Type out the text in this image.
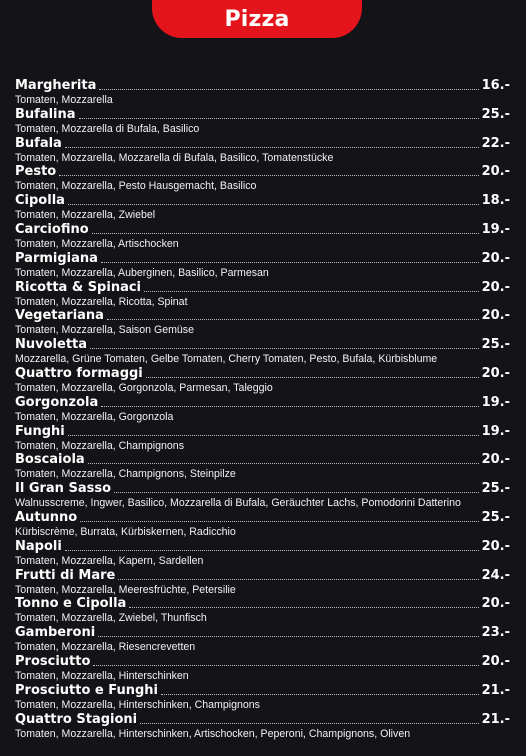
Pizza
Margherita	16.-
Tomaten, Mozzarella
Bufalina	25.-
Tomaten, Mozzarella di Bufala, Basilico
Bufala	22.-
Tomaten, Mozzarella, Mozzarella di Bufala, Basilico, Tomatenstücke
Pesto	20.-
Tomaten, Mozzarella, Pesto Hausgemacht, Basilico
Cipolla	18.-
Tomaten, Mozzarella, Zwiebel
Carciofino	19.-
Tomaten, Mozzarella, Artischocken
Parmigiana	20.-
Tomaten, Mozzarella, Auberginen, Basilico, Parmesan
Ricotta & Spinaci	20.-
Tomaten, Mozzarella, Ricotta, Spinat
Vegetariana	20.-
Tomaten, Mozzarella, Saison Gemüse
Nuvoletta	25.-
Mozzarella, Grüne Tomaten, Gelbe Tomaten, Cherry Tomaten, Pesto, Bufala, Kürbisblume
Quattro formaggi	20.-
Tomaten, Mozzarella, Gorgonzola, Parmesan, Taleggio
Gorgonzola	19.-
Tomaten, Mozzarella, Gorgonzola
Funghi	19.-
Tomaten, Mozzarella, Champignons
Boscaiola	20.-
Tomaten, Mozzarella, Champignons, Steinpilze
Il Gran Sasso	25.-
Walnusscreme, Ingwer, Basilico, Mozzarella di Bufala, Geräuchter Lachs, Pomodorini Datterino
Autunno	25.-
Kürbiscrème, Burrata, Kürbiskernen, Radicchio
Napoli	20.-
Tomaten, Mozzarella, Kapern, Sardellen
Frutti di Mare	24.-
Tomaten, Mozzarella, Meeresfrüchte, Petersilie
Tonno e Cipolla	20.-
Tomaten, Mozzarella, Zwiebel, Thunfisch
Gamberoni	23.-
Tomaten, Mozzarella, Riesencrevetten
Prosciutto	20.-
Tomaten, Mozzarella, Hinterschinken
Prosciutto e Funghi	21.-
Tomaten, Mozzarella, Hinterschinken, Champignons
Quattro Stagioni	21.-
Tomaten, Mozzarella, Hinterschinken, Artischocken, Peperoni, Champignons, Oliven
===============
_WHAT NEEDS TO BE DONE_.
Print all the records again exactly; do not include any picture.

_TASK OUTPUT_.
Type out the text in this image.
Pizza
Margherita	16.-
Tomaten, Mozzarella
Bufalina	25.-
Tomaten, Mozzarella di Bufala, Basilico
Bufala	22.-
Tomaten, Mozzarella, Mozzarella di Bufala, Basilico, Tomatenstücke
Pesto	20.-
Tomaten, Mozzarella, Pesto Hausgemacht, Basilico
Cipolla	18.-
Tomaten, Mozzarella, Zwiebel
Carciofino	19.-
Tomaten, Mozzarella, Artischocken
Parmigiana	20.-
Tomaten, Mozzarella, Auberginen, Basilico, Parmesan
Ricotta & Spinaci	20.-
Tomaten, Mozzarella, Ricotta, Spinat
Vegetariana	20.-
Tomaten, Mozzarella, Saison Gemüse
Nuvoletta	25.-
Mozzarella, Grüne Tomaten, Gelbe Tomaten, Cherry Tomaten, Pesto, Bufala, Kürbisblume
Quattro formaggi	20.-
Tomaten, Mozzarella, Gorgonzola, Parmesan, Taleggio
Gorgonzola	19.-
Tomaten, Mozzarella, Gorgonzola
Funghi	19.-
Tomaten, Mozzarella, Champignons
Boscaiola	20.-
Tomaten, Mozzarella, Champignons, Steinpilze
Il Gran Sasso	25.-
Walnusscreme, Ingwer, Basilico, Mozzarella di Bufala, Geräuchter Lachs, Pomodorini Datterino
Autunno	25.-
Kürbiscrème, Burrata, Kürbiskernen, Radicchio
Napoli	20.-
Tomaten, Mozzarella, Kapern, Sardellen
Frutti di Mare	24.-
Tomaten, Mozzarella, Meeresfrüchte, Petersilie
Tonno e Cipolla	20.-
Tomaten, Mozzarella, Zwiebel, Thunfisch
Gamberoni	23.-
Tomaten, Mozzarella, Riesencrevetten
Prosciutto	20.-
Tomaten, Mozzarella, Hinterschinken
Prosciutto e Funghi	21.-
Tomaten, Mozzarella, Hinterschinken, Champignons
Quattro Stagioni	21.-
Tomaten, Mozzarella, Hinterschinken, Artischocken, Peperoni, Champignons, Oliven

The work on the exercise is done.